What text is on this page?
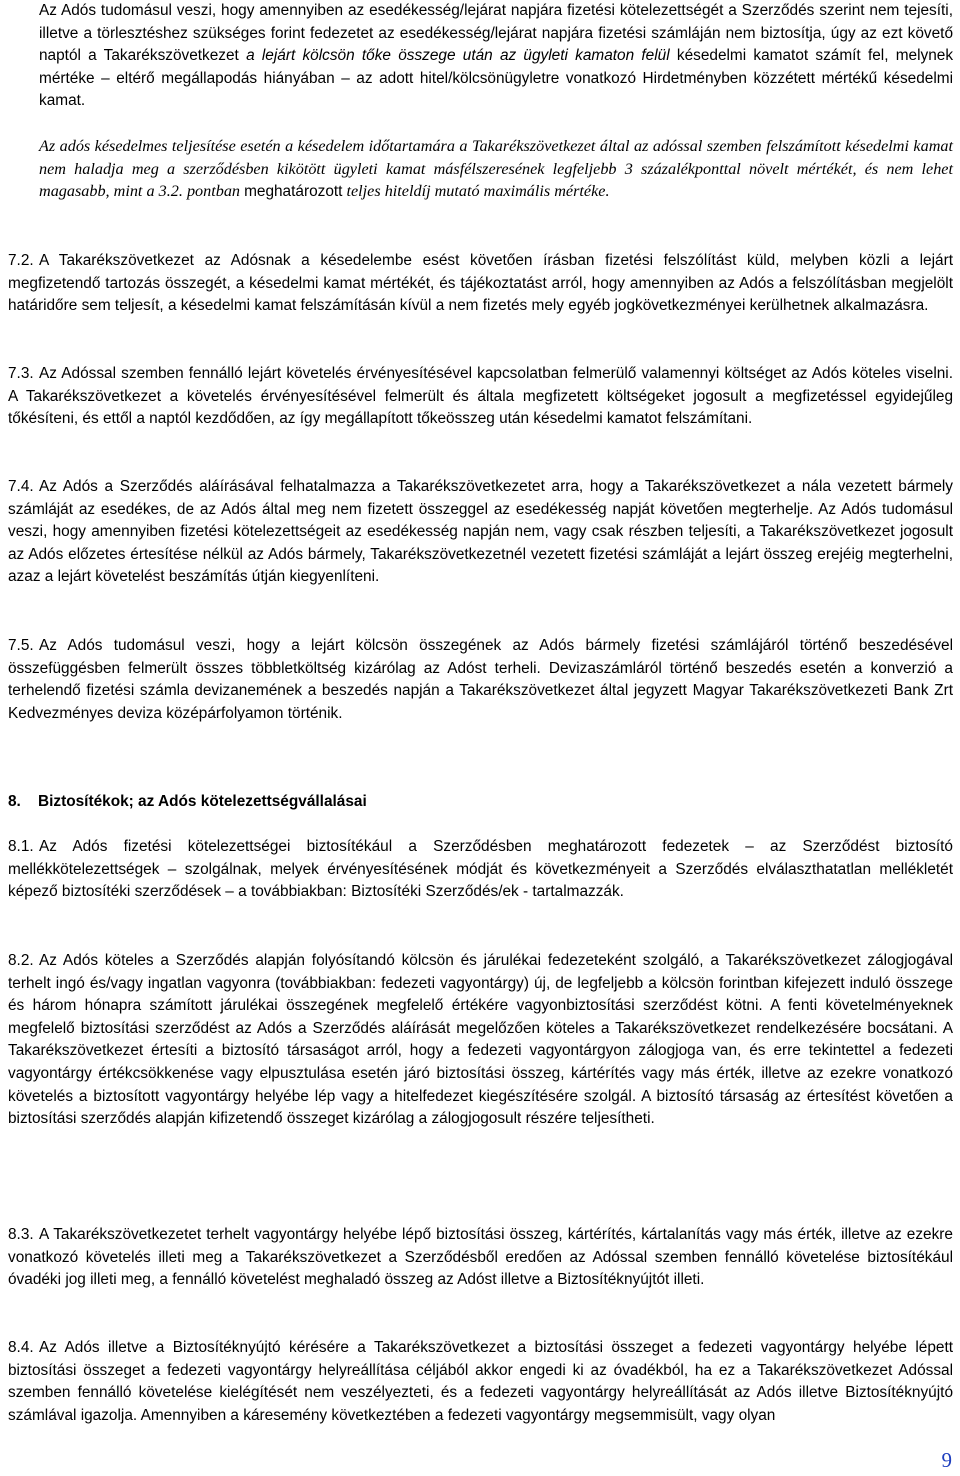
Az Adós tudomásul veszi, hogy amennyiben az esedékesség/lejárat napjára fizetési kötelezettségét a Szerződés szerint nem tejesíti, illetve a törlesztéshez szükséges forint fedezetet az esedékesség/lejárat napjára fizetési számláján nem biztosítja, úgy az ezt követő naptól a Takarékszövetkezet a lejárt kölcsön tőke összege után az ügyleti kamaton felül késedelmi kamatot számít fel, melynek mértéke – eltérő megállapodás hiányában – az adott hitel/kölcsönügyletre vonatkozó Hirdetményben közzétett mértékű késedelmi kamat.
Az adós késedelmes teljesítése esetén a késedelem időtartamára a Takarékszövetkezet által az adóssal szemben felszámított késedelmi kamat nem haladja meg a szerződésben kikötött ügyleti kamat másfélszeresének legfeljebb 3 százalékponttal növelt mértékét, és nem lehet magasabb, mint a 3.2. pontban meghatározott teljes hiteldíj mutató maximális mértéke.

7.2. A Takarékszövetkezet az Adósnak a késedelembe esést követően írásban fizetési felszólítást küld, melyben közli a lejárt megfizetendő tartozás összegét, a késedelmi kamat mértékét, és tájékoztatást arról, hogy amennyiben az Adós a felszólításban megjelölt határidőre sem teljesít, a késedelmi kamat felszámításán kívül a nem fizetés mely egyéb jogkövetkezményei kerülhetnek alkalmazásra.

7.3. Az Adóssal szemben fennálló lejárt követelés érvényesítésével kapcsolatban felmerülő valamennyi költséget az Adós köteles viselni. A Takarékszövetkezet a követelés érvényesítésével felmerült és általa megfizetett költségeket jogosult a megfizetéssel egyidejűleg tőkésíteni, és ettől a naptól kezdődően, az így megállapított tőkeösszeg után késedelmi kamatot felszámítani.

7.4. Az Adós a Szerződés aláírásával felhatalmazza a Takarékszövetkezetet arra, hogy a Takarékszövetkezet a nála vezetett bármely számláját az esedékes, de az Adós által meg nem fizetett összeggel az esedékesség napját követően megterhelje. Az Adós tudomásul veszi, hogy amennyiben fizetési kötelezettségeit az esedékesség napján nem, vagy csak részben teljesíti, a Takarékszövetkezet jogosult az Adós előzetes értesítése nélkül az Adós bármely, Takarékszövetkezetnél vezetett fizetési számláját a lejárt összeg erejéig megterhelni, azaz a lejárt követelést beszámítás útján kiegyenlíteni.

7.5. Az Adós tudomásul veszi, hogy a lejárt kölcsön összegének az Adós bármely fizetési számlájáról történő beszedésével összefüggésben felmerült összes többletköltség kizárólag az Adóst terheli. Devizaszámláról történő beszedés esetén a konverzió a terhelendő fizetési számla devizanemének a beszedés napján a Takarékszövetkezet által jegyzett Magyar Takarékszövetkezeti Bank Zrt Kedvezményes deviza középárfolyamon történik.

8. Biztosítékok; az Adós kötelezettségvállalásai

8.1. Az Adós fizetési kötelezettségei biztosítékául a Szerződésben meghatározott fedezetek – az Szerződést biztosító mellékkötelezettségek – szolgálnak, melyek érvényesítésének módját és következményeit a Szerződés elválaszthatatlan mellékletét képező biztosítéki szerződések – a továbbiakban: Biztosítéki Szerződés/ek - tartalmazzák.

8.2. Az Adós köteles a Szerződés alapján folyósítandó kölcsön és járulékai fedezeteként szolgáló, a Takarékszövetkezet zálogjogával terhelt ingó és/vagy ingatlan vagyonra (továbbiakban: fedezeti vagyontárgy) új, de legfeljebb a kölcsön forintban kifejezett induló összege és három hónapra számított járulékai összegének megfelelő értékére vagyonbiztosítási szerződést kötni. A fenti követelményeknek megfelelő biztosítási szerződést az Adós a Szerződés aláírását megelőzően köteles a Takarékszövetkezet rendelkezésére bocsátani. A Takarékszövetkezet értesíti a biztosító társaságot arról, hogy a fedezeti vagyontárgyon zálogjoga van, és erre tekintettel a fedezeti vagyontárgy értékcsökkenése vagy elpusztulása esetén járó biztosítási összeg, kártérítés vagy más érték, illetve az ezekre vonatkozó követelés a biztosított vagyontárgy helyébe lép vagy a hitelfedezet kiegészítésére szolgál. A biztosító társaság az értesítést követően a biztosítási szerződés alapján kifizetendő összeget kizárólag a zálogjogosult részére teljesítheti.

8.3. A Takarékszövetkezetet terhelt vagyontárgy helyébe lépő biztosítási összeg, kártérítés, kártalanítás vagy más érték, illetve az ezekre vonatkozó követelés illeti meg a Takarékszövetkezet a Szerződésből eredően az Adóssal szemben fennálló követelése biztosítékául óvadéki jog illeti meg, a fennálló követelést meghaladó összeg az Adóst illetve a Biztosítéknyújtót illeti.

8.4. Az Adós illetve a Biztosítéknyújtó kérésére a Takarékszövetkezet a biztosítási összeget a fedezeti vagyontárgy helyébe lépett biztosítási összeget a fedezeti vagyontárgy helyreállítása céljából akkor engedi ki az óvadékból, ha ez a Takarékszövetkezet Adóssal szemben fennálló követelése kielégítését nem veszélyezteti, és a fedezeti vagyontárgy helyreállítását az Adós illetve Biztosítéknyújtó számlával igazolja. Amennyiben a káresemény következtében a fedezeti vagyontárgy megsemmisült, vagy olyan

9
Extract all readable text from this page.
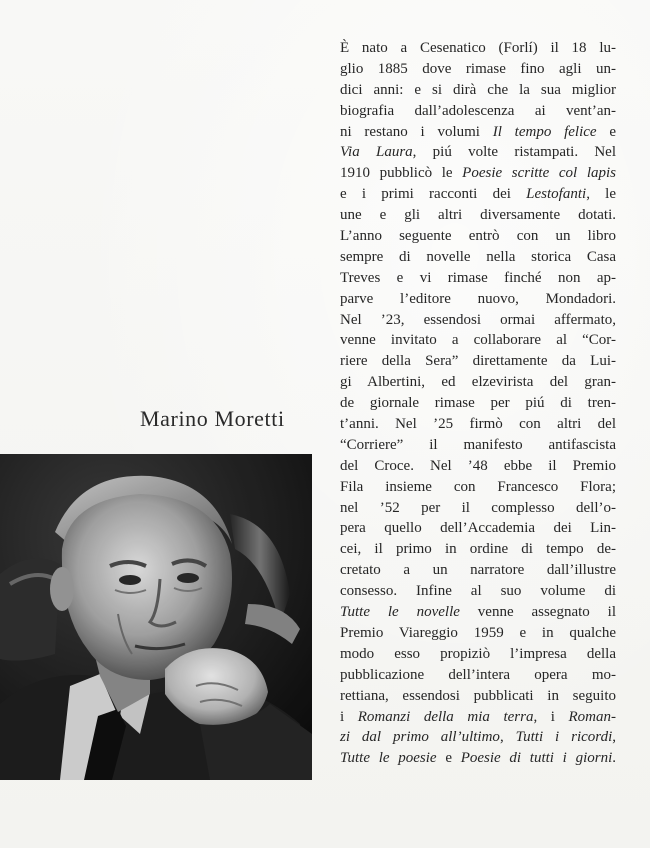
Marino Moretti
È nato a Cesenatico (Forlí) il 18 lu-
glio 1885 dove rimase fino agli un-
dici anni: e si dirà che la sua miglior
biografia dall’adolescenza ai vent’an-
ni restano i volumi Il tempo felice e
Via Laura, piú volte ristampati. Nel
1910 pubblicò le Poesie scritte col lapis
e i primi racconti dei Lestofanti, le
une e gli altri diversamente dotati.
L’anno seguente entrò con un libro
sempre di novelle nella storica Casa
Treves e vi rimase finché non ap-
parve l’editore nuovo, Mondadori.
Nel ’23, essendosi ormai affermato,
venne invitato a collaborare al “Cor-
riere della Sera” direttamente da Lui-
gi Albertini, ed elzevirista del gran-
de giornale rimase per piú di tren-
t’anni. Nel ’25 firmò con altri del
“Corriere” il manifesto antifascista
del Croce. Nel ’48 ebbe il Premio
Fila insieme con Francesco Flora;
nel ’52 per il complesso dell’o-
pera quello dell’Accademia dei Lin-
cei, il primo in ordine di tempo de-
cretato a un narratore dall’illustre
consesso. Infine al suo volume di
Tutte le novelle venne assegnato il
Premio Viareggio 1959 e in qualche
modo esso propiziò l’impresa della
pubblicazione dell’intera opera mo-
rettiana, essendosi pubblicati in seguito
i Romanzi della mia terra, i Roman-
zi dal primo all’ultimo, Tutti i ricordi,
Tutte le poesie e Poesie di tutti i giorni.
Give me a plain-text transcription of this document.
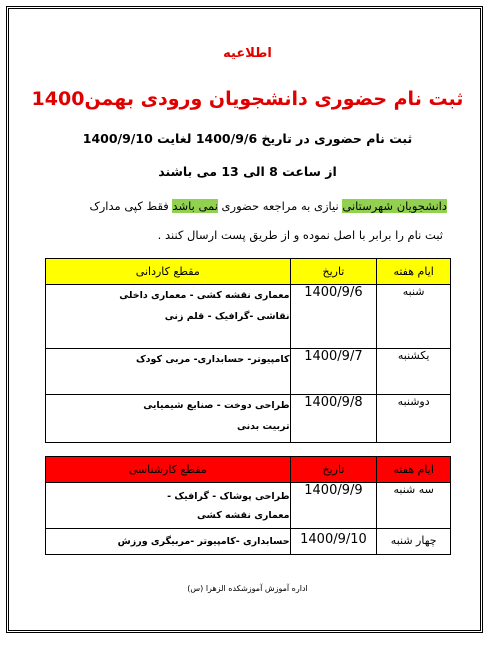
اطلاعیه
ثبت نام حضوری دانشجویان ورودی بهمن1400
ثبت نام حضوری در تاریخ 1400/9/6 لغایت 1400/9/10
از ساعت 8 الی 13 می باشند
دانشجویان شهرستانی نیازی به مراجعه حضوری نمی باشد فقط کپی مدارک
ثبت نام را برابر با اصل نموده و از طریق پست ارسال کنند .
ایام هفته	تاریخ	مقطع کاردانی
شنبه	1400/9/6	معماری نقشه کشی - معماری داخلی
نقاشی -گرافیک - قلم زنی

یکشنبه	1400/9/7	کامپیوتر- حسابداری- مربی کودک

دوشنبه	1400/9/8	طراحی دوخت - صنایع شیمیایی
تربیت بدنی
ایام هفته	تاریخ	مقطع کارشناسی
سه شنبه	1400/9/9	طراحی پوشاک - گرافیک -
معماری نقشه کشی

چهار شنبه	1400/9/10	حسابداری -کامپیوتر -مربیگری ورزش
اداره آموزش آموزشکده الزهرا (س)
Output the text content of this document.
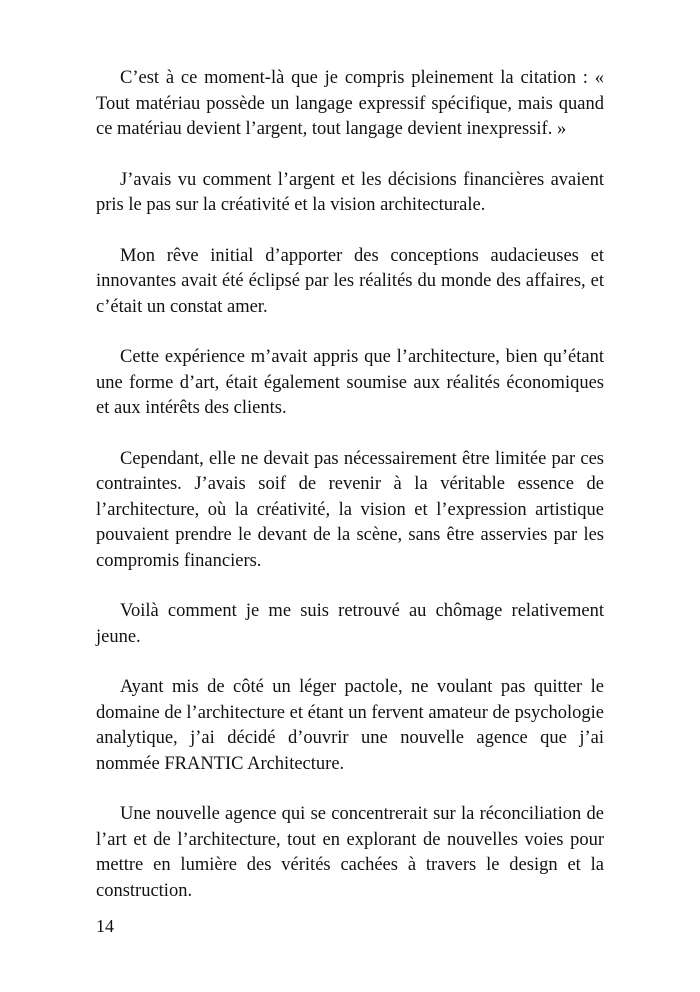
C’est à ce moment-là que je compris pleinement la citation : « Tout matériau possède un langage expressif spécifique, mais quand ce matériau devient l’argent, tout langage devient inexpressif. »

J’avais vu comment l’argent et les décisions financières avaient pris le pas sur la créativité et la vision architecturale.

Mon rêve initial d’apporter des conceptions audacieuses et innovantes avait été éclipsé par les réalités du monde des affaires, et c’était un constat amer.

Cette expérience m’avait appris que l’architecture, bien qu’étant une forme d’art, était également soumise aux réalités économiques et aux intérêts des clients.

Cependant, elle ne devait pas nécessairement être limitée par ces contraintes. J’avais soif de revenir à la véritable essence de l’architecture, où la créativité, la vision et l’expression artistique pouvaient prendre le devant de la scène, sans être asservies par les compromis financiers.

Voilà comment je me suis retrouvé au chômage relativement jeune.

Ayant mis de côté un léger pactole, ne voulant pas quitter le domaine de l’architecture et étant un fervent amateur de psychologie analytique, j’ai décidé d’ouvrir une nouvelle agence que j’ai nommée FRANTIC Architecture.

Une nouvelle agence qui se concentrerait sur la réconciliation de l’art et de l’architecture, tout en explorant de nouvelles voies pour mettre en lumière des vérités cachées à travers le design et la construction.

14
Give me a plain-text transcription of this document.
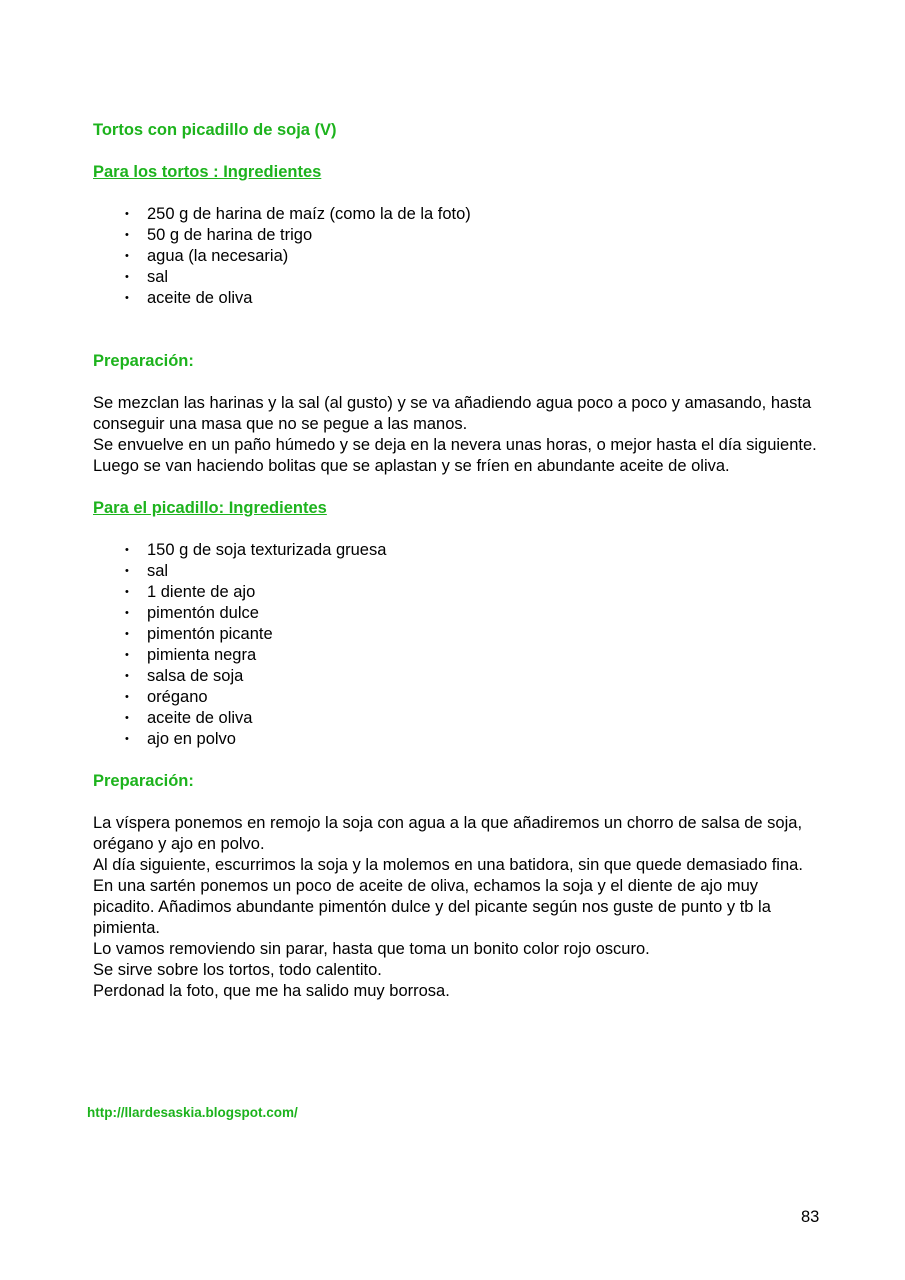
Tortos con picadillo de soja (V)

Para los tortos : Ingredientes

• 250 g de harina de maíz (como la de la foto)
• 50 g de harina de trigo
• agua (la necesaria)
• sal
• aceite de oliva

Preparación:

Se mezclan las harinas y la sal (al gusto) y se va añadiendo agua poco a poco y amasando, hasta conseguir una masa que no se pegue a las manos.

Se envuelve en un paño húmedo y se deja en la nevera unas horas, o mejor hasta el día siguiente.

Luego se van haciendo bolitas que se aplastan y se fríen en abundante aceite de oliva.

Para el picadillo: Ingredientes

• 150 g de soja texturizada gruesa
• sal
• 1 diente de ajo
• pimentón dulce
• pimentón picante
• pimienta negra
• salsa de soja
• orégano
• aceite de oliva
• ajo en polvo

Preparación:

La víspera ponemos en remojo la soja con agua a la que añadiremos un chorro de salsa de soja, orégano y ajo en polvo.

Al día siguiente, escurrimos la soja y la molemos en una batidora, sin que quede demasiado fina.

En una sartén ponemos un poco de aceite de oliva, echamos la soja y el diente de ajo muy picadito. Añadimos abundante pimentón dulce y del picante según nos guste de punto y tb la pimienta.

Lo vamos removiendo sin parar, hasta que toma un bonito color rojo oscuro.

Se sirve sobre los tortos, todo calentito.

Perdonad la foto, que me ha salido muy borrosa.

http://llardesaskia.blogspot.com/
83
* * * * * * *
- **Your objective**:
Which lines in the records above contain the string "هفته"? Copy each one.

- **Exercise answer**:
ایام هفته	تاریخ	مقطع کاردانی
ایام هفته	تاریخ	مقطع کارشناسی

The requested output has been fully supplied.